(Given data)
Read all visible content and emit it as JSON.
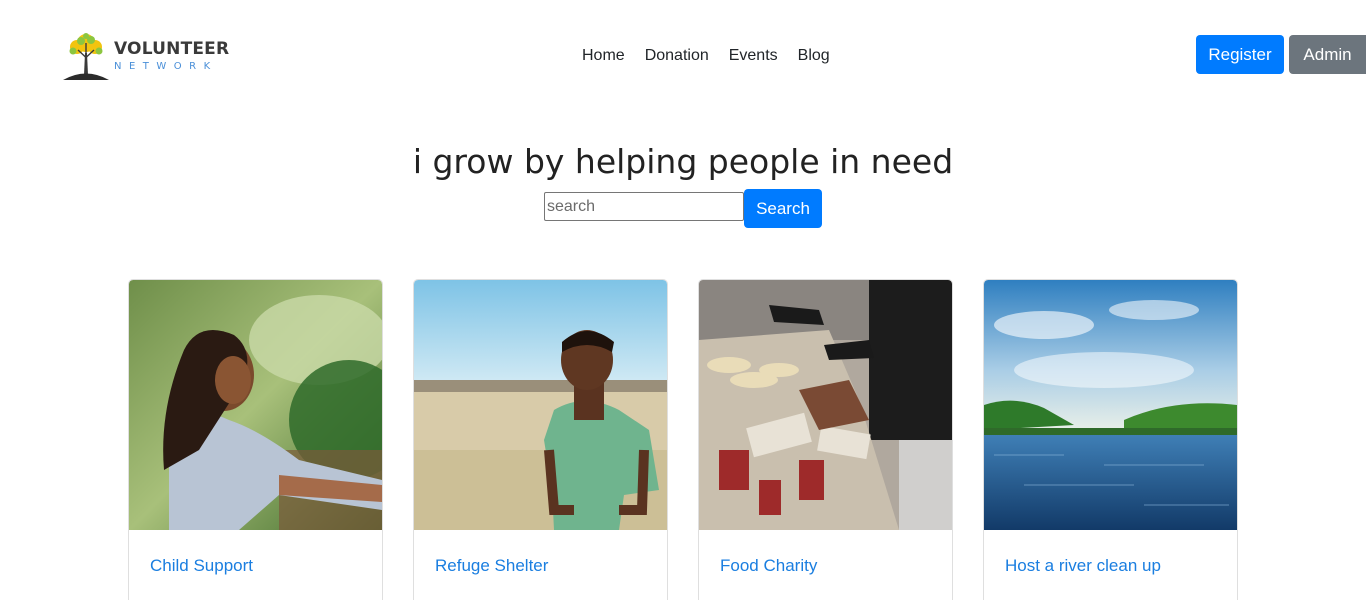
{
  "brand": {
    "title": "VOLUNTEER",
    "subtitle": "NETWORK"
  },
  "nav": {
    "items": [
      "Home",
      "Donation",
      "Events",
      "Blog"
    ]
  },
  "header_buttons": {
    "register": "Register",
    "admin": "Admin"
  },
  "hero": {
    "headline": "i grow by helping people in need",
    "search_placeholder": "search",
    "search_value": "",
    "search_button": "Search"
  },
  "cards": [
    {
      "title": "Child Support",
      "image": "girl-outdoors-photo"
    },
    {
      "title": "Refuge Shelter",
      "image": "boy-field-photo"
    },
    {
      "title": "Food Charity",
      "image": "food-distribution-photo"
    },
    {
      "title": "Host a river clean up",
      "image": "river-landscape-photo"
    }
  ],
  "colors": {
    "primary": "#007bff",
    "secondary": "#6c757d",
    "link": "#1a7ee0"
  }
}
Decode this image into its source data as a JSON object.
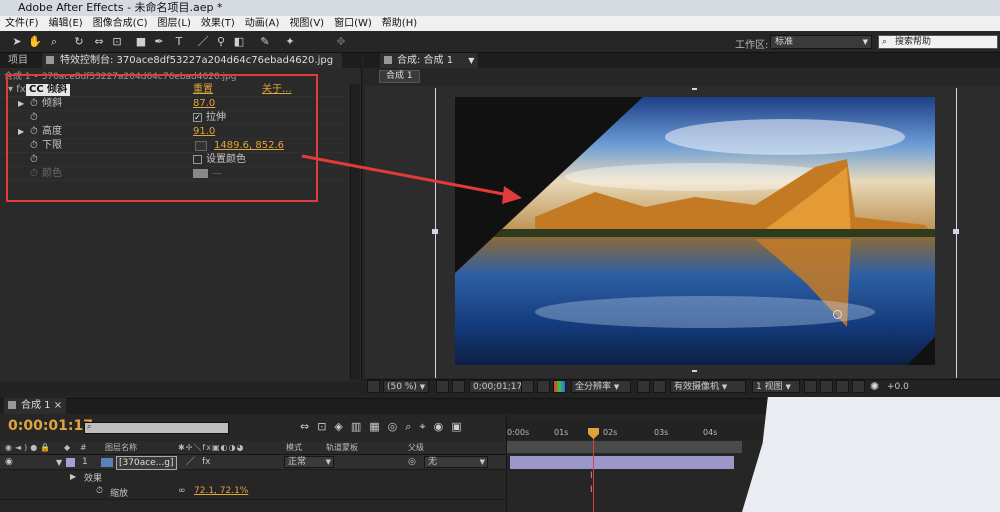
{
  "window": {
    "title": "Adobe After Effects - 未命名项目.aep *",
    "logo_text": "Ae"
  },
  "menu": [
    "文件(F)",
    "编辑(E)",
    "图像合成(C)",
    "图层(L)",
    "效果(T)",
    "动画(A)",
    "视图(V)",
    "窗口(W)",
    "帮助(H)"
  ],
  "toolbar": {
    "workspace_label": "工作区:",
    "workspace_value": "标准",
    "search_placeholder": "搜索帮助"
  },
  "left_panel": {
    "tab_project": "项目",
    "tab_effects": "特效控制台: 370ace8df53227a204d64c76ebad4620.jpg",
    "subtitle": "合成 1 • 370ace8df53227a204d64c76ebad4620.jpg",
    "effect_name": "CC 倾斜",
    "reset": "重置",
    "about": "关于...",
    "props": {
      "skew_label": "倾斜",
      "skew_value": "87.0",
      "stretch_label": "拉伸",
      "height_label": "高度",
      "height_value": "91.0",
      "bottom_label": "下限",
      "bottom_value": "1489.6, 852.6",
      "set_color_label": "设置颜色",
      "color_label": "颜色"
    }
  },
  "right_panel": {
    "tab_comp": "合成: 合成 1",
    "crumb": "合成 1",
    "controls": {
      "zoom": "(50 %)",
      "timecode": "0;00;01;17",
      "resolution": "全分辨率",
      "camera": "有效摄像机",
      "views": "1 视图",
      "exposure": "+0.0"
    }
  },
  "timeline": {
    "tab": "合成 1",
    "timecode": "0:00:01:17",
    "headers": {
      "num": "#",
      "layer_name": "图层名称",
      "mode": "模式",
      "trkmat": "轨道蒙板",
      "parent": "父级"
    },
    "layer": {
      "index": "1",
      "name": "[370ace...g]",
      "mode": "正常",
      "parent": "无"
    },
    "effects_label": "效果",
    "scale_label": "缩放",
    "scale_value": "72.1, 72.1%",
    "ruler_ticks": [
      "0:00s",
      "01s",
      "02s",
      "03s",
      "04s"
    ]
  }
}
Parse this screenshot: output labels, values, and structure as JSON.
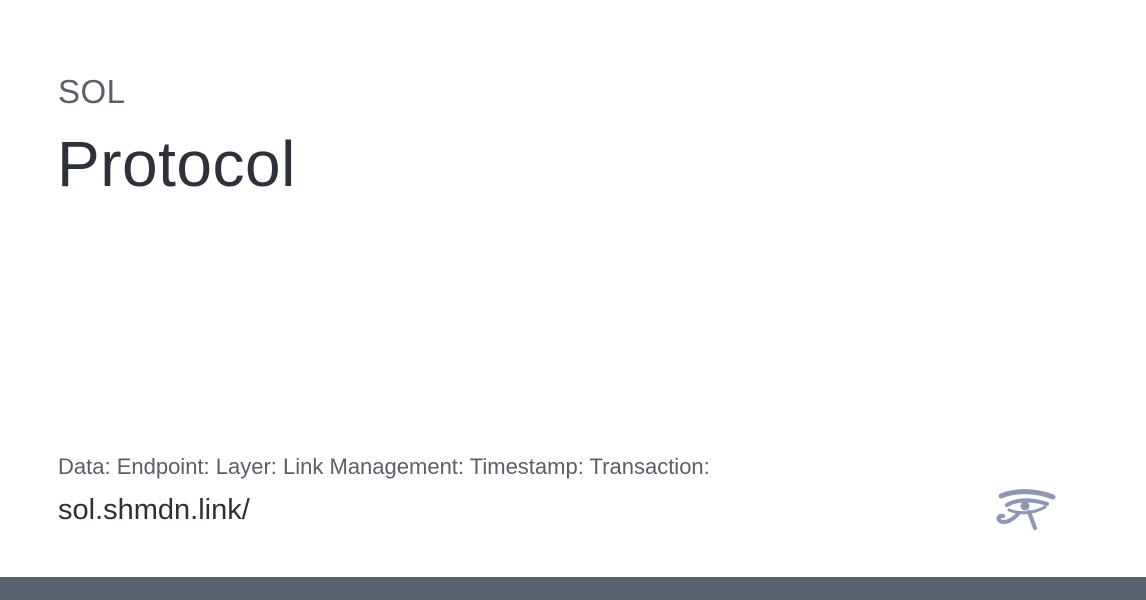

(Aim)
Omit the pictures and output all of the other material exactly.

(Full output)
Read all visible content and emit it as JSON.
{
  "brand": {
    "title": "VOLUNTEER",
    "subtitle": "NETWORK"
  },
  "nav": {
    "items": [
      "Home",
      "Donation",
      "Events",
      "Blog"
    ]
  },
  "header_buttons": {
    "register": "Register",
    "admin": "Admin"
  },
  "hero": {
    "headline": "i grow by helping people in need",
    "search_placeholder": "search",
    "search_value": "",
    "search_button": "Search"
  },
  "cards": [
    {
      "title": "Child Support",
      "image": "girl-outdoors-photo"
    },
    {
      "title": "Refuge Shelter",
      "image": "boy-field-photo"
    },
    {
      "title": "Food Charity",
      "image": "food-distribution-photo"
    },
    {
      "title": "Host a river clean up",
      "image": "river-landscape-photo"
    }
  ],
  "colors": {
    "primary": "#007bff",
    "secondary": "#6c757d",
    "link": "#1a7ee0"
  }
}
Decode this image into its source data as a JSON object.
{
  "window": {
    "title": "Adobe After Effects - 未命名项目.aep *",
    "logo_text": "Ae"
  },
  "menu": [
    "文件(F)",
    "编辑(E)",
    "图像合成(C)",
    "图层(L)",
    "效果(T)",
    "动画(A)",
    "视图(V)",
    "窗口(W)",
    "帮助(H)"
  ],
  "toolbar": {
    "workspace_label": "工作区:",
    "workspace_value": "标准",
    "search_placeholder": "搜索帮助"
  },
  "left_panel": {
    "tab_project": "项目",
    "tab_effects": "特效控制台: 370ace8df53227a204d64c76ebad4620.jpg",
    "subtitle": "合成 1 • 370ace8df53227a204d64c76ebad4620.jpg",
    "effect_name": "CC 倾斜",
    "reset": "重置",
    "about": "关于...",
    "props": {
      "skew_label": "倾斜",
      "skew_value": "87.0",
      "stretch_label": "拉伸",
      "height_label": "高度",
      "height_value": "91.0",
      "bottom_label": "下限",
      "bottom_value": "1489.6, 852.6",
      "set_color_label": "设置颜色",
      "color_label": "颜色"
    }
  },
  "right_panel": {
    "tab_comp": "合成: 合成 1",
    "crumb": "合成 1",
    "controls": {
      "zoom": "(50 %)",
      "timecode": "0;00;01;17",
      "resolution": "全分辨率",
      "camera": "有效摄像机",
      "views": "1 视图",
      "exposure": "+0.0"
    }
  },
  "timeline": {
    "tab": "合成 1",
    "timecode": "0:00:01:17",
    "headers": {
      "num": "#",
      "layer_name": "图层名称",
      "mode": "模式",
      "trkmat": "轨道蒙板",
      "parent": "父级"
    },
    "layer": {
      "index": "1",
      "name": "[370ace...g]",
      "mode": "正常",
      "parent": "无"
    },
    "effects_label": "效果",
    "scale_label": "缩放",
    "scale_value": "72.1, 72.1%",
    "ruler_ticks": [
      "0:00s",
      "01s",
      "02s",
      "03s",
      "04s"
    ]
  }
}
Parse this screenshot: output labels, values, and structure as JSON.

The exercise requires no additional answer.